Page text =>
Globalist Analysis > Global Business
What Is Wrong With Shanghai? (Part II)
 

By Yasheng Huang | Thursday, March 19, 2009
 

Although Shanghai has a high capacity for invention, its nascent culture of entrepreneurship means that the city's patents have little effect on the city’s overall economy. In this Globalist Bookshelf selection from "Capitalism with Chinese Characteristics," Yasheng Huang explains why Shanghai exhibits the classic Soviet syndrome of being inventive but not innovative.


hanghai is particularly poor in innovative activities that convert inventions into useful commercial applications, as compared with the neighboring entrepreneurial areas of Zhejiang and Guangdong.

Shanghai exhibits the classic Soviet syndrome — it is inventive but not innovative.

There is an important distinction between being inventive and being innovative: Inventions are acquisitions of capabilities without reference to their underlying market value. Innovations are acquisitions that are motivated by a realization of market values.

A top-down bureaucratic system, such as that in the former Soviet Union, can be quite inventive because of massive investments in science and technology by the government.

Data records =>

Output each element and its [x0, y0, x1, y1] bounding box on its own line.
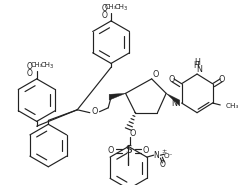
Text: O: O [159, 160, 165, 169]
Text: ±: ± [162, 149, 167, 154]
Text: O: O [152, 70, 159, 79]
Text: N: N [154, 151, 159, 160]
Text: O: O [91, 107, 98, 116]
Text: H: H [193, 61, 199, 70]
Text: CH₃: CH₃ [226, 103, 240, 109]
Text: CH₃: CH₃ [105, 4, 117, 10]
Text: O: O [101, 11, 107, 20]
Text: 3: 3 [124, 6, 127, 11]
Text: O: O [27, 69, 33, 78]
Text: O: O [27, 62, 33, 71]
Text: N: N [171, 99, 177, 108]
Text: CH: CH [41, 62, 51, 68]
Text: O: O [129, 129, 136, 138]
Polygon shape [166, 93, 180, 106]
Text: O: O [219, 75, 225, 84]
Polygon shape [109, 93, 126, 100]
Text: CH₃: CH₃ [31, 62, 43, 68]
Text: O: O [143, 146, 149, 155]
Text: O: O [101, 4, 107, 13]
Text: 3: 3 [49, 64, 53, 69]
Text: CH: CH [115, 4, 125, 10]
Text: H: H [194, 58, 200, 67]
Text: O: O [169, 75, 175, 84]
Text: S: S [125, 145, 132, 155]
Text: O: O [108, 146, 114, 155]
Text: N: N [196, 65, 202, 74]
Text: O⁻: O⁻ [163, 153, 173, 159]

Short exercise =>
Extract the stretch from "hanghai is particularly" through "is inventive but not innovative." from the essay on Shanghai, copying it word for word. Nothing in the listing is needed here.

Result for this exercise =>
hanghai is particularly poor in innovative activities that convert inventions into useful commercial applications, as compared with the neighboring entrepreneurial areas of Zhejiang and Guangdong.

Shanghai exhibits the classic Soviet syndrome — it is inventive but not innovative.